═══ Data section ═══

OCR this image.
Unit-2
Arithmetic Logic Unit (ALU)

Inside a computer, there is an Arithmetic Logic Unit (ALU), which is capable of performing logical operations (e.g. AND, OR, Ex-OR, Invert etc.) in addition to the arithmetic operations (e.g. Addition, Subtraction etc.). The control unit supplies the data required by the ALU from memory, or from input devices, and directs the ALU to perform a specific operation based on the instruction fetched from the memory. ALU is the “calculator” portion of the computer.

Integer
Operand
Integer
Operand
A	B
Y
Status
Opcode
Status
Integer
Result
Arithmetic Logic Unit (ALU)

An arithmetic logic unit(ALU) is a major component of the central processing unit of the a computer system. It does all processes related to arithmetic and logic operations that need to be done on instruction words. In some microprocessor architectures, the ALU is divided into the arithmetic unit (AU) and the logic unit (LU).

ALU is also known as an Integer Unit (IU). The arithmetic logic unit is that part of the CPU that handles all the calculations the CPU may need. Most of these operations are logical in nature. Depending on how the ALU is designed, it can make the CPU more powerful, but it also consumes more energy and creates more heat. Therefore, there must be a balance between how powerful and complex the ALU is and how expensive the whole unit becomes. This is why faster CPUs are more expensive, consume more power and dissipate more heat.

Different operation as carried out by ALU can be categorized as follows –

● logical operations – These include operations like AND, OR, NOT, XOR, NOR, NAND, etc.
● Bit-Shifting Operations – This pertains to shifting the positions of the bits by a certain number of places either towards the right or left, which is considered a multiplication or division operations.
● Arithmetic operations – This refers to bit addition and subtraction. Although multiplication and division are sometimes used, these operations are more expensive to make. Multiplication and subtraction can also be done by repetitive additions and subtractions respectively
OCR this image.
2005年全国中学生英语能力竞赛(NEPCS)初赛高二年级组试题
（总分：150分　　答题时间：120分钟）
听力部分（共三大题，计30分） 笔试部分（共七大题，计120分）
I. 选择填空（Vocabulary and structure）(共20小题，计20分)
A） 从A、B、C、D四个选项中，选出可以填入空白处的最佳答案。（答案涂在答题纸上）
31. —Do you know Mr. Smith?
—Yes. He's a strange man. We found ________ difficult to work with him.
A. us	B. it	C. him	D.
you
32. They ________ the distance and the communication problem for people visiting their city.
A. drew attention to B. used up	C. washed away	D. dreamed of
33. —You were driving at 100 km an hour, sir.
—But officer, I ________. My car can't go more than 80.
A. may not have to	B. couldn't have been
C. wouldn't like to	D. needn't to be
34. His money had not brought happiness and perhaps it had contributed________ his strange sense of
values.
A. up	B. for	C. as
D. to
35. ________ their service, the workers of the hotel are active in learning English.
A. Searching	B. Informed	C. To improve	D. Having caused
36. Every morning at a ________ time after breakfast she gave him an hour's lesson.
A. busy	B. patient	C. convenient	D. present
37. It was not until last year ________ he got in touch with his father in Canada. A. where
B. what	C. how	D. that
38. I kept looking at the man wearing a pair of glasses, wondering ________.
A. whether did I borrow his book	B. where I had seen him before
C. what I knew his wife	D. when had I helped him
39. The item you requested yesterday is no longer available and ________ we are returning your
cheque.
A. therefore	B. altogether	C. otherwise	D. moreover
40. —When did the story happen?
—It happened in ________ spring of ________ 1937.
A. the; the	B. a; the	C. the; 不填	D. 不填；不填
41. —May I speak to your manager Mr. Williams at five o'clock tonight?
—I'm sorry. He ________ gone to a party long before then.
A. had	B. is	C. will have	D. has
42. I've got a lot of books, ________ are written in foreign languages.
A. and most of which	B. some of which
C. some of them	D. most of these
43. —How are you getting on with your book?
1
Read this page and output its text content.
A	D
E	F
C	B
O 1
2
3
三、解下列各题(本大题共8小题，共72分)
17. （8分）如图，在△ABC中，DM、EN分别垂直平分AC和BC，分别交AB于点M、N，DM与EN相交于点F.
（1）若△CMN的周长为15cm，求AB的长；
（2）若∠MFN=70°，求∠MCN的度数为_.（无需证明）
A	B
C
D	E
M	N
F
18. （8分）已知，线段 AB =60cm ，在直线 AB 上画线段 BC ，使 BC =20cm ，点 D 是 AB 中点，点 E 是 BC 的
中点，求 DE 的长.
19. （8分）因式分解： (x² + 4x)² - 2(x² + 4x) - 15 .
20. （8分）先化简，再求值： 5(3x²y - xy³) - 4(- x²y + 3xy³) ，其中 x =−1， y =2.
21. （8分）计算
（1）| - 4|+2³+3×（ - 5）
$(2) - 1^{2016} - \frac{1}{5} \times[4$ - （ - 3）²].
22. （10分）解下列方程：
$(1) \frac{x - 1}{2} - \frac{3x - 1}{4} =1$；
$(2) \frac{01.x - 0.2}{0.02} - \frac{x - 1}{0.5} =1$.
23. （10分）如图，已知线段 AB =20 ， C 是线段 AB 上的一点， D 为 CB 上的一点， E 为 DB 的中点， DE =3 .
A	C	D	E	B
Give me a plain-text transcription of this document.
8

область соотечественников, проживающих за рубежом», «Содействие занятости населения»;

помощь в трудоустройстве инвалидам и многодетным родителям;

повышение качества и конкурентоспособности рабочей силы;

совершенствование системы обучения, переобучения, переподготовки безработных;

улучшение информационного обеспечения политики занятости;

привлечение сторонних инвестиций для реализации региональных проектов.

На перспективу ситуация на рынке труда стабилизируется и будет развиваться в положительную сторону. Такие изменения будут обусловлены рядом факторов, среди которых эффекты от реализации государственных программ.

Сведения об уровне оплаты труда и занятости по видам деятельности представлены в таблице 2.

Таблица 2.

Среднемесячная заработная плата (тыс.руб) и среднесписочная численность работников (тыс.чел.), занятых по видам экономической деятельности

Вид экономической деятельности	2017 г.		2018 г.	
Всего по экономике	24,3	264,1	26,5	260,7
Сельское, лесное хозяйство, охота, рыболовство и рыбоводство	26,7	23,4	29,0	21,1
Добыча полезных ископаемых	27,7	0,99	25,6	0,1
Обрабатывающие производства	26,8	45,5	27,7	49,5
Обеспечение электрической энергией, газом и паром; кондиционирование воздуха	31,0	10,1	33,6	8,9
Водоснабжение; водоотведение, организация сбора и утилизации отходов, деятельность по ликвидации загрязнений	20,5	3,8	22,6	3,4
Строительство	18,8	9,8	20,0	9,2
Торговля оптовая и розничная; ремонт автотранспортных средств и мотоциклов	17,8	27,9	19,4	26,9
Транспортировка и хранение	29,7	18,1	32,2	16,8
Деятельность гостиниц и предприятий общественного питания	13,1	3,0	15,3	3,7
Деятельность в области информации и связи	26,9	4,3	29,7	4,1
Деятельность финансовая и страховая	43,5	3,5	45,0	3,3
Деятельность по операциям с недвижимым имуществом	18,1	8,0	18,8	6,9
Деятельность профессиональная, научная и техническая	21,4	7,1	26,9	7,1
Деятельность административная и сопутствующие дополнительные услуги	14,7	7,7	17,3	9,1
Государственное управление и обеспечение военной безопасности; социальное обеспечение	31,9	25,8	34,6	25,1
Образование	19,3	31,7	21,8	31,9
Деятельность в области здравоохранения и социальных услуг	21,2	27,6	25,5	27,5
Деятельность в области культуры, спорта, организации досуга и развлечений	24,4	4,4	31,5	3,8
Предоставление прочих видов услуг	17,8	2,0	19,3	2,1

═══

**Goal:** Give the entries once more, exactly as they appear.

**Final answer:**
OCR this image.
Unit-2
Arithmetic Logic Unit (ALU)

Inside a computer, there is an Arithmetic Logic Unit (ALU), which is capable of performing logical operations (e.g. AND, OR, Ex-OR, Invert etc.) in addition to the arithmetic operations (e.g. Addition, Subtraction etc.). The control unit supplies the data required by the ALU from memory, or from input devices, and directs the ALU to perform a specific operation based on the instruction fetched from the memory. ALU is the “calculator” portion of the computer.

Integer
Operand
Integer
Operand
A	B
Y
Status
Opcode
Status
Integer
Result
Arithmetic Logic Unit (ALU)

An arithmetic logic unit(ALU) is a major component of the central processing unit of the a computer system. It does all processes related to arithmetic and logic operations that need to be done on instruction words. In some microprocessor architectures, the ALU is divided into the arithmetic unit (AU) and the logic unit (LU).

ALU is also known as an Integer Unit (IU). The arithmetic logic unit is that part of the CPU that handles all the calculations the CPU may need. Most of these operations are logical in nature. Depending on how the ALU is designed, it can make the CPU more powerful, but it also consumes more energy and creates more heat. Therefore, there must be a balance between how powerful and complex the ALU is and how expensive the whole unit becomes. This is why faster CPUs are more expensive, consume more power and dissipate more heat.

Different operation as carried out by ALU can be categorized as follows –

● logical operations – These include operations like AND, OR, NOT, XOR, NOR, NAND, etc.
● Bit-Shifting Operations – This pertains to shifting the positions of the bits by a certain number of places either towards the right or left, which is considered a multiplication or division operations.
● Arithmetic operations – This refers to bit addition and subtraction. Although multiplication and division are sometimes used, these operations are more expensive to make. Multiplication and subtraction can also be done by repetitive additions and subtractions respectively
OCR this image.
2005年全国中学生英语能力竞赛(NEPCS)初赛高二年级组试题
（总分：150分　　答题时间：120分钟）
听力部分（共三大题，计30分） 笔试部分（共七大题，计120分）
I. 选择填空（Vocabulary and structure）(共20小题，计20分)
A） 从A、B、C、D四个选项中，选出可以填入空白处的最佳答案。（答案涂在答题纸上）
31. —Do you know Mr. Smith?
—Yes. He's a strange man. We found ________ difficult to work with him.
A. us	B. it	C. him	D.
you
32. They ________ the distance and the communication problem for people visiting their city.
A. drew attention to B. used up	C. washed away	D. dreamed of
33. —You were driving at 100 km an hour, sir.
—But officer, I ________. My car can't go more than 80.
A. may not have to	B. couldn't have been
C. wouldn't like to	D. needn't to be
34. His money had not brought happiness and perhaps it had contributed________ his strange sense of
values.
A. up	B. for	C. as
D. to
35. ________ their service, the workers of the hotel are active in learning English.
A. Searching	B. Informed	C. To improve	D. Having caused
36. Every morning at a ________ time after breakfast she gave him an hour's lesson.
A. busy	B. patient	C. convenient	D. present
37. It was not until last year ________ he got in touch with his father in Canada. A. where
B. what	C. how	D. that
38. I kept looking at the man wearing a pair of glasses, wondering ________.
A. whether did I borrow his book	B. where I had seen him before
C. what I knew his wife	D. when had I helped him
39. The item you requested yesterday is no longer available and ________ we are returning your
cheque.
A. therefore	B. altogether	C. otherwise	D. moreover
40. —When did the story happen?
—It happened in ________ spring of ________ 1937.
A. the; the	B. a; the	C. the; 不填	D. 不填；不填
41. —May I speak to your manager Mr. Williams at five o'clock tonight?
—I'm sorry. He ________ gone to a party long before then.
A. had	B. is	C. will have	D. has
42. I've got a lot of books, ________ are written in foreign languages.
A. and most of which	B. some of which
C. some of them	D. most of these
43. —How are you getting on with your book?
1
Read this page and output its text content.
A	D
E	F
C	B
O 1
2
3
三、解下列各题(本大题共8小题，共72分)
17. （8分）如图，在△ABC中，DM、EN分别垂直平分AC和BC，分别交AB于点M、N，DM与EN相交于点F.
（1）若△CMN的周长为15cm，求AB的长；
（2）若∠MFN=70°，求∠MCN的度数为_.（无需证明）
A	B
C
D	E
M	N
F
18. （8分）已知，线段 AB =60cm ，在直线 AB 上画线段 BC ，使 BC =20cm ，点 D 是 AB 中点，点 E 是 BC 的
中点，求 DE 的长.
19. （8分）因式分解： (x² + 4x)² - 2(x² + 4x) - 15 .
20. （8分）先化简，再求值： 5(3x²y - xy³) - 4(- x²y + 3xy³) ，其中 x =−1， y =2.
21. （8分）计算
（1）| - 4|+2³+3×（ - 5）
$(2) - 1^{2016} - \frac{1}{5} \times[4$ - （ - 3）²].
22. （10分）解下列方程：
$(1) \frac{x - 1}{2} - \frac{3x - 1}{4} =1$；
$(2) \frac{01.x - 0.2}{0.02} - \frac{x - 1}{0.5} =1$.
23. （10分）如图，已知线段 AB =20 ， C 是线段 AB 上的一点， D 为 CB 上的一点， E 为 DB 的中点， DE =3 .
A	C	D	E	B
Give me a plain-text transcription of this document.
8

область соотечественников, проживающих за рубежом», «Содействие занятости населения»;

помощь в трудоустройстве инвалидам и многодетным родителям;

повышение качества и конкурентоспособности рабочей силы;

совершенствование системы обучения, переобучения, переподготовки безработных;

улучшение информационного обеспечения политики занятости;

привлечение сторонних инвестиций для реализации региональных проектов.

На перспективу ситуация на рынке труда стабилизируется и будет развиваться в положительную сторону. Такие изменения будут обусловлены рядом факторов, среди которых эффекты от реализации государственных программ.

Сведения об уровне оплаты труда и занятости по видам деятельности представлены в таблице 2.

Таблица 2.

Среднемесячная заработная плата (тыс.руб) и среднесписочная численность работников (тыс.чел.), занятых по видам экономической деятельности

Вид экономической деятельности	2017 г.		2018 г.	
Всего по экономике	24,3	264,1	26,5	260,7
Сельское, лесное хозяйство, охота, рыболовство и рыбоводство	26,7	23,4	29,0	21,1
Добыча полезных ископаемых	27,7	0,99	25,6	0,1
Обрабатывающие производства	26,8	45,5	27,7	49,5
Обеспечение электрической энергией, газом и паром; кондиционирование воздуха	31,0	10,1	33,6	8,9
Водоснабжение; водоотведение, организация сбора и утилизации отходов, деятельность по ликвидации загрязнений	20,5	3,8	22,6	3,4
Строительство	18,8	9,8	20,0	9,2
Торговля оптовая и розничная; ремонт автотранспортных средств и мотоциклов	17,8	27,9	19,4	26,9
Транспортировка и хранение	29,7	18,1	32,2	16,8
Деятельность гостиниц и предприятий общественного питания	13,1	3,0	15,3	3,7
Деятельность в области информации и связи	26,9	4,3	29,7	4,1
Деятельность финансовая и страховая	43,5	3,5	45,0	3,3
Деятельность по операциям с недвижимым имуществом	18,1	8,0	18,8	6,9
Деятельность профессиональная, научная и техническая	21,4	7,1	26,9	7,1
Деятельность административная и сопутствующие дополнительные услуги	14,7	7,7	17,3	9,1
Государственное управление и обеспечение военной безопасности; социальное обеспечение	31,9	25,8	34,6	25,1
Образование	19,3	31,7	21,8	31,9
Деятельность в области здравоохранения и социальных услуг	21,2	27,6	25,5	27,5
Деятельность в области культуры, спорта, организации досуга и развлечений	24,4	4,4	31,5	3,8
Предоставление прочих видов услуг	17,8	2,0	19,3	2,1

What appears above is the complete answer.